**SHORT PROBLEM:** Return the material word for word. Do not include pictures.

-- Begin --

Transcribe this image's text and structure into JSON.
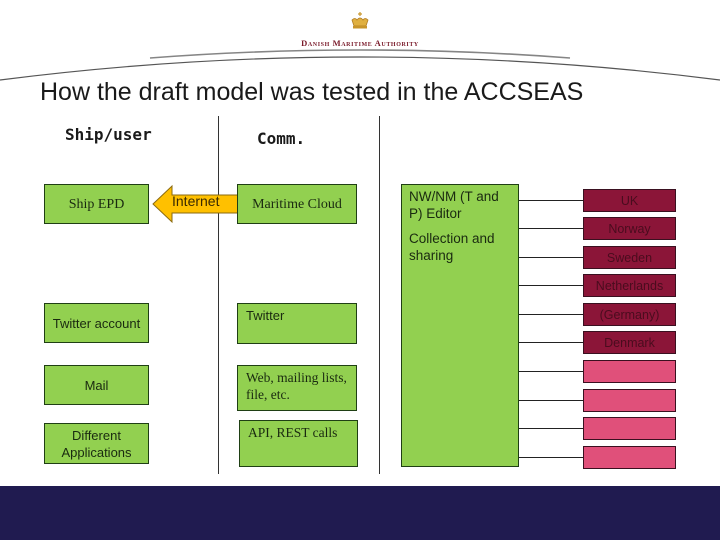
{
  "header": {
    "organization": "Danish Maritime Authority",
    "logo_icon": "crown-icon"
  },
  "title": "How the draft model was tested in the ACCSEAS",
  "columns": {
    "ship_user": "Ship/user",
    "comm": "Comm."
  },
  "ship_user_boxes": [
    {
      "label": "Ship EPD"
    },
    {
      "label": "Twitter account"
    },
    {
      "label": "Mail"
    },
    {
      "label": "Different Applications"
    }
  ],
  "arrow": {
    "label": "Internet",
    "direction": "left",
    "color": "#ffc000"
  },
  "comm_boxes": [
    {
      "label": "Maritime Cloud"
    },
    {
      "label": "Twitter"
    },
    {
      "label": "Web, mailing lists, file, etc."
    },
    {
      "label": "API, REST calls"
    }
  ],
  "editor_box": {
    "line1": "NW/NM (T and P) Editor",
    "line2": "Collection and sharing"
  },
  "countries": [
    {
      "label": "UK",
      "style": "dark"
    },
    {
      "label": "Norway",
      "style": "dark"
    },
    {
      "label": "Sweden",
      "style": "dark"
    },
    {
      "label": "Netherlands",
      "style": "dark"
    },
    {
      "label": "(Germany)",
      "style": "dark"
    },
    {
      "label": "Denmark",
      "style": "dark"
    },
    {
      "label": "",
      "style": "pink"
    },
    {
      "label": "",
      "style": "pink"
    },
    {
      "label": "",
      "style": "pink"
    },
    {
      "label": "",
      "style": "pink"
    }
  ],
  "colors": {
    "green_box": "#92d050",
    "country_dark": "#8b1538",
    "country_pink": "#e0507a",
    "footer": "#201b50",
    "arrow": "#ffc000",
    "brand": "#7a1a2a"
  }
}
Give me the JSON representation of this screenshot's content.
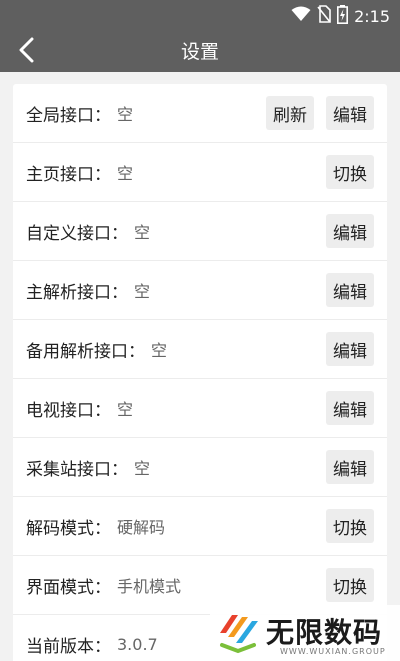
{
  "status_bar": {
    "time": "2:15"
  },
  "header": {
    "title": "设置"
  },
  "rows": [
    {
      "label": "全局接口：",
      "value": "空",
      "actions": [
        "刷新",
        "编辑"
      ]
    },
    {
      "label": "主页接口：",
      "value": "空",
      "actions": [
        "切换"
      ]
    },
    {
      "label": "自定义接口：",
      "value": "空",
      "actions": [
        "编辑"
      ]
    },
    {
      "label": "主解析接口：",
      "value": "空",
      "actions": [
        "编辑"
      ]
    },
    {
      "label": "备用解析接口：",
      "value": "空",
      "actions": [
        "编辑"
      ]
    },
    {
      "label": "电视接口：",
      "value": "空",
      "actions": [
        "编辑"
      ]
    },
    {
      "label": "采集站接口：",
      "value": "空",
      "actions": [
        "编辑"
      ]
    },
    {
      "label": "解码模式：",
      "value": "硬解码",
      "actions": [
        "切换"
      ]
    },
    {
      "label": "界面模式：",
      "value": "手机模式",
      "actions": [
        "切换"
      ]
    },
    {
      "label": "当前版本：",
      "value": "3.0.7",
      "actions": []
    }
  ],
  "watermark": {
    "title": "无限数码",
    "subtitle": "WWW.WUXIAN.GROUP"
  },
  "colors": {
    "bar": "#5f5f5f",
    "background": "#f2f2f2",
    "card": "#ffffff",
    "button": "#ededed"
  },
  "icons": [
    "wifi-icon",
    "no-sim-icon",
    "battery-charging-icon",
    "back-arrow-icon"
  ]
}
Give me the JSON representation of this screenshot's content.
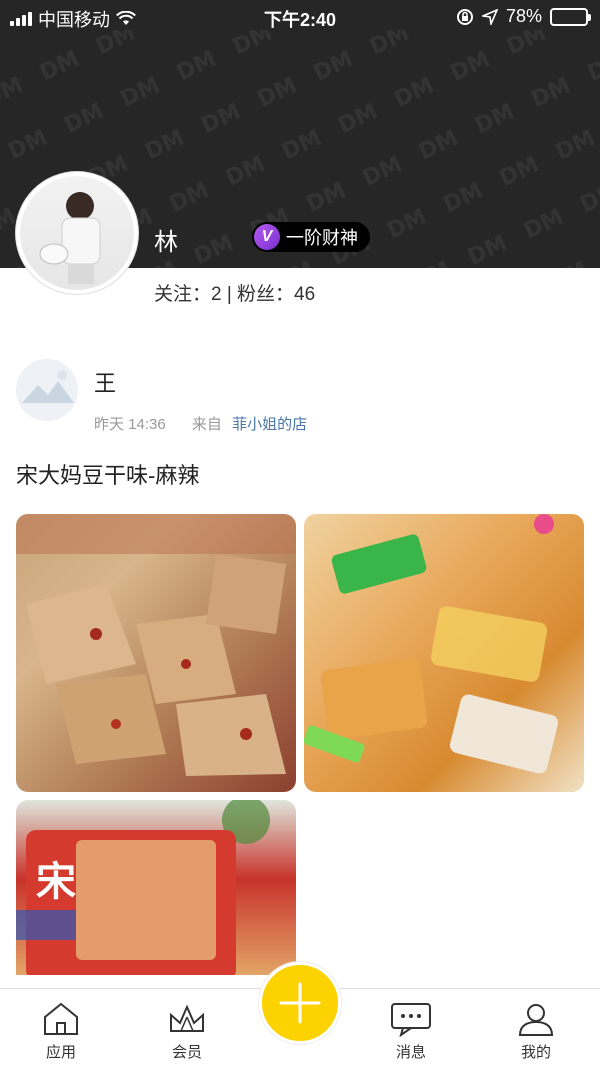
{
  "status_bar": {
    "carrier": "中国移动",
    "time": "下午2:40",
    "battery_text": "78%",
    "battery_level": 0.78
  },
  "profile": {
    "name": "林",
    "badge": "一阶财神",
    "badge_icon": "v-level-icon",
    "follow_stats": "关注：2 | 粉丝：46"
  },
  "post": {
    "author": "王",
    "time": "昨天 14:36",
    "source_prefix": "来自",
    "source_shop": "菲小姐的店",
    "title": "宋大妈豆干味-麻辣",
    "image_count": 3
  },
  "tabbar": {
    "items": [
      {
        "label": "应用",
        "icon": "home-icon"
      },
      {
        "label": "会员",
        "icon": "crown-icon"
      },
      {
        "label": "消息",
        "icon": "message-icon"
      },
      {
        "label": "我的",
        "icon": "user-icon"
      }
    ],
    "fab_icon": "plus-icon"
  },
  "colors": {
    "header_bg": "#262626",
    "accent": "#fcd200",
    "link": "#4a76a8",
    "badge_purple": "#9b45e4"
  }
}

-- End --

**FINISHED ANSWER:**
Transcribe this image's text and structure into JSON.
{
  "header": {
    "organization": "Danish Maritime Authority",
    "logo_icon": "crown-icon"
  },
  "title": "How the draft model was tested in the ACCSEAS",
  "columns": {
    "ship_user": "Ship/user",
    "comm": "Comm."
  },
  "ship_user_boxes": [
    {
      "label": "Ship EPD"
    },
    {
      "label": "Twitter account"
    },
    {
      "label": "Mail"
    },
    {
      "label": "Different Applications"
    }
  ],
  "arrow": {
    "label": "Internet",
    "direction": "left",
    "color": "#ffc000"
  },
  "comm_boxes": [
    {
      "label": "Maritime Cloud"
    },
    {
      "label": "Twitter"
    },
    {
      "label": "Web, mailing lists, file, etc."
    },
    {
      "label": "API, REST calls"
    }
  ],
  "editor_box": {
    "line1": "NW/NM (T and P) Editor",
    "line2": "Collection and sharing"
  },
  "countries": [
    {
      "label": "UK",
      "style": "dark"
    },
    {
      "label": "Norway",
      "style": "dark"
    },
    {
      "label": "Sweden",
      "style": "dark"
    },
    {
      "label": "Netherlands",
      "style": "dark"
    },
    {
      "label": "(Germany)",
      "style": "dark"
    },
    {
      "label": "Denmark",
      "style": "dark"
    },
    {
      "label": "",
      "style": "pink"
    },
    {
      "label": "",
      "style": "pink"
    },
    {
      "label": "",
      "style": "pink"
    },
    {
      "label": "",
      "style": "pink"
    }
  ],
  "colors": {
    "green_box": "#92d050",
    "country_dark": "#8b1538",
    "country_pink": "#e0507a",
    "footer": "#201b50",
    "arrow": "#ffc000",
    "brand": "#7a1a2a"
  }
}
Give me the JSON representation of this screenshot's content.
{
  "status_bar": {
    "time": "2:15"
  },
  "header": {
    "title": "设置"
  },
  "rows": [
    {
      "label": "全局接口：",
      "value": "空",
      "actions": [
        "刷新",
        "编辑"
      ]
    },
    {
      "label": "主页接口：",
      "value": "空",
      "actions": [
        "切换"
      ]
    },
    {
      "label": "自定义接口：",
      "value": "空",
      "actions": [
        "编辑"
      ]
    },
    {
      "label": "主解析接口：",
      "value": "空",
      "actions": [
        "编辑"
      ]
    },
    {
      "label": "备用解析接口：",
      "value": "空",
      "actions": [
        "编辑"
      ]
    },
    {
      "label": "电视接口：",
      "value": "空",
      "actions": [
        "编辑"
      ]
    },
    {
      "label": "采集站接口：",
      "value": "空",
      "actions": [
        "编辑"
      ]
    },
    {
      "label": "解码模式：",
      "value": "硬解码",
      "actions": [
        "切换"
      ]
    },
    {
      "label": "界面模式：",
      "value": "手机模式",
      "actions": [
        "切换"
      ]
    },
    {
      "label": "当前版本：",
      "value": "3.0.7",
      "actions": []
    }
  ],
  "watermark": {
    "title": "无限数码",
    "subtitle": "WWW.WUXIAN.GROUP"
  },
  "colors": {
    "bar": "#5f5f5f",
    "background": "#f2f2f2",
    "card": "#ffffff",
    "button": "#ededed"
  },
  "icons": [
    "wifi-icon",
    "no-sim-icon",
    "battery-charging-icon",
    "back-arrow-icon"
  ]
}
Give me the JSON representation of this screenshot's content.
{
  "status_bar": {
    "carrier": "中国移动",
    "time": "下午2:40",
    "battery_text": "78%",
    "battery_level": 0.78
  },
  "profile": {
    "name": "林",
    "badge": "一阶财神",
    "badge_icon": "v-level-icon",
    "follow_stats": "关注：2 | 粉丝：46"
  },
  "post": {
    "author": "王",
    "time": "昨天 14:36",
    "source_prefix": "来自",
    "source_shop": "菲小姐的店",
    "title": "宋大妈豆干味-麻辣",
    "image_count": 3
  },
  "tabbar": {
    "items": [
      {
        "label": "应用",
        "icon": "home-icon"
      },
      {
        "label": "会员",
        "icon": "crown-icon"
      },
      {
        "label": "消息",
        "icon": "message-icon"
      },
      {
        "label": "我的",
        "icon": "user-icon"
      }
    ],
    "fab_icon": "plus-icon"
  },
  "colors": {
    "header_bg": "#262626",
    "accent": "#fcd200",
    "link": "#4a76a8",
    "badge_purple": "#9b45e4"
  }
}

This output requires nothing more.